EXTRACTED RECORDS:
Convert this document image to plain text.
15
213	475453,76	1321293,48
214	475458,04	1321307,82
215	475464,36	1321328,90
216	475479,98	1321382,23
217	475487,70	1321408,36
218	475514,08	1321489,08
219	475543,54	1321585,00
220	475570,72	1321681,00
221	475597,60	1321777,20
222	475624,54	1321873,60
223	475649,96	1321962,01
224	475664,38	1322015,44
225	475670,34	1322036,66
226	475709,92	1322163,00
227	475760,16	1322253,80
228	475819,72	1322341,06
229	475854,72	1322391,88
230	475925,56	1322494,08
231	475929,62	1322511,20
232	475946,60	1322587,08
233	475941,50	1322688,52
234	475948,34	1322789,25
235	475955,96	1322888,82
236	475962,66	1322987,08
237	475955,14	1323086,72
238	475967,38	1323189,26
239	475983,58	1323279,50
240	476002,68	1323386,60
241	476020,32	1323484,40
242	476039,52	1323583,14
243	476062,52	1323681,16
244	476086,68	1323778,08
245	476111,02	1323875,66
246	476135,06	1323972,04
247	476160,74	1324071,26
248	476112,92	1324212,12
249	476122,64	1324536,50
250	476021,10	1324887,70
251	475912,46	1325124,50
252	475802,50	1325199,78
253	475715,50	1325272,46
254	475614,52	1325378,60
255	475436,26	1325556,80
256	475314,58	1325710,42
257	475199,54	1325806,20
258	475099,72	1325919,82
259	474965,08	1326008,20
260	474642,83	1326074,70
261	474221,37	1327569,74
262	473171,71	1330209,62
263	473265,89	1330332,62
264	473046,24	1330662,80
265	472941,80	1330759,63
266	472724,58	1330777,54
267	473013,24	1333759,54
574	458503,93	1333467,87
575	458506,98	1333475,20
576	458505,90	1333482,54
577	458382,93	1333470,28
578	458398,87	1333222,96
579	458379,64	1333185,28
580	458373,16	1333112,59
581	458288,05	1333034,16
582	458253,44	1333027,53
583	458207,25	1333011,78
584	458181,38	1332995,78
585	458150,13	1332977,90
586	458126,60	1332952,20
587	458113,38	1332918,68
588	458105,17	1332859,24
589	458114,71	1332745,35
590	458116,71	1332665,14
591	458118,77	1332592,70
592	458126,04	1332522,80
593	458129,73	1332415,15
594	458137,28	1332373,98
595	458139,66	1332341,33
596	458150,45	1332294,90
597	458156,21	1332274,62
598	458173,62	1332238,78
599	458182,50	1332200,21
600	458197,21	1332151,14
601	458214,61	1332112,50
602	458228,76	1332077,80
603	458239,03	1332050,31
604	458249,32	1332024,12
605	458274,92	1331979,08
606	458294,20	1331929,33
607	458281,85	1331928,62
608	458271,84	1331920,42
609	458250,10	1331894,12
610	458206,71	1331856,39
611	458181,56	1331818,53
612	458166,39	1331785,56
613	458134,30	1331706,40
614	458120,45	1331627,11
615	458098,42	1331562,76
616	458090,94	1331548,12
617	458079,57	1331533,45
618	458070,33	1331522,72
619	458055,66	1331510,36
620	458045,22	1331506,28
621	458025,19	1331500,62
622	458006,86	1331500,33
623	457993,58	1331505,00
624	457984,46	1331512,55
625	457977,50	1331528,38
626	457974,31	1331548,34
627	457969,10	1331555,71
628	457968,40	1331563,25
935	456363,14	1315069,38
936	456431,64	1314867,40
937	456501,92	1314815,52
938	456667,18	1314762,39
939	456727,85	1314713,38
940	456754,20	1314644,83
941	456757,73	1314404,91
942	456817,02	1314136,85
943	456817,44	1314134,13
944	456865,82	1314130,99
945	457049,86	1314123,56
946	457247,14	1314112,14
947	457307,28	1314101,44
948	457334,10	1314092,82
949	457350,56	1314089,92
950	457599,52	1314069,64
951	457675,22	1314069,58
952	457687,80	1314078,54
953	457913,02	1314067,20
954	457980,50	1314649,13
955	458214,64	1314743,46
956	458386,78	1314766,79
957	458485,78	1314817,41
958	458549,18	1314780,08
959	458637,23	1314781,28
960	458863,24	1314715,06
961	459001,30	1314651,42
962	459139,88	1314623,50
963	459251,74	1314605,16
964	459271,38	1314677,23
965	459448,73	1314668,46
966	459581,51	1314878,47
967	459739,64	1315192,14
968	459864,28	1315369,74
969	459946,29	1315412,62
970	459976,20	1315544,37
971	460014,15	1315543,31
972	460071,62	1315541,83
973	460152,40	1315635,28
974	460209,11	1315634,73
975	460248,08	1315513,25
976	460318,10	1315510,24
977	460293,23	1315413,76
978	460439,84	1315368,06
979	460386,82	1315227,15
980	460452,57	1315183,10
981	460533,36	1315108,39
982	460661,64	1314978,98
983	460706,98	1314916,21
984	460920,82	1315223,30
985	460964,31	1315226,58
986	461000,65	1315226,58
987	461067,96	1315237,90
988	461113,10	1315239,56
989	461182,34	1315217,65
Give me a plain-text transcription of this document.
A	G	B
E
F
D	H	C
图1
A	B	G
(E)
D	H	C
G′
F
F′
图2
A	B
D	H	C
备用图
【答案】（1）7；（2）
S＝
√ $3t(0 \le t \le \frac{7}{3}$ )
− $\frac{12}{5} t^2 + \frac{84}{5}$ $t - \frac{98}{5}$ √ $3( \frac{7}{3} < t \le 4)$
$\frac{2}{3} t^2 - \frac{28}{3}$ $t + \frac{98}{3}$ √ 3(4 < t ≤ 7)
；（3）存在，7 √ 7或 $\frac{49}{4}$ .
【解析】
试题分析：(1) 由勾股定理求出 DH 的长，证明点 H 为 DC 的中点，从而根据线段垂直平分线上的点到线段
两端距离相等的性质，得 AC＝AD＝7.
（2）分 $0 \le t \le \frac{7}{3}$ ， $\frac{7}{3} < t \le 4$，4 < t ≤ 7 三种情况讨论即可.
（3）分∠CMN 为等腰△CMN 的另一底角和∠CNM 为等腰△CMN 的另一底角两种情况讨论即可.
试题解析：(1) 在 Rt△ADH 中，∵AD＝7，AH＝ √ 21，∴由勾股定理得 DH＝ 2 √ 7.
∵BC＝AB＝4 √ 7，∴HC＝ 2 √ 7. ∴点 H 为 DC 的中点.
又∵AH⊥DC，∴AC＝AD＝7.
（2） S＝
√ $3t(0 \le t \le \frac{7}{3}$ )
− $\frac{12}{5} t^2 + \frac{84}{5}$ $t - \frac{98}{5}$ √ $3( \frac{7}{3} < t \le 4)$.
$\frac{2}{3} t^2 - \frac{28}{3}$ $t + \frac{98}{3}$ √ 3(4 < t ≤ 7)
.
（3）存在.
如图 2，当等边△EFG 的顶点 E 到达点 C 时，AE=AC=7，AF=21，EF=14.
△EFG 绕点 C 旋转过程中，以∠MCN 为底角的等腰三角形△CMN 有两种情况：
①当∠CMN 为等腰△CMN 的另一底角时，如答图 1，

TASK REQUIREMENTS:
Search the data above for the word "frac", then gather each line in which it appears.

SOLUTION BELOW:
√ $3t(0 \le t \le \frac{7}{3}$ )
− $\frac{12}{5} t^2 + \frac{84}{5}$ $t - \frac{98}{5}$ √ $3( \frac{7}{3} < t \le 4)$
$\frac{2}{3} t^2 - \frac{28}{3}$ $t + \frac{98}{3}$ √ 3(4 < t ≤ 7)
；（3）存在，7 √ 7或 $\frac{49}{4}$ .
（2）分 $0 \le t \le \frac{7}{3}$ ， $\frac{7}{3} < t \le 4$，4 < t ≤ 7 三种情况讨论即可.
√ $3t(0 \le t \le \frac{7}{3}$ )
− $\frac{12}{5} t^2 + \frac{84}{5}$ $t - \frac{98}{5}$ √ $3( \frac{7}{3} < t \le 4)$.
$\frac{2}{3} t^2 - \frac{28}{3}$ $t + \frac{98}{3}$ √ 3(4 < t ≤ 7)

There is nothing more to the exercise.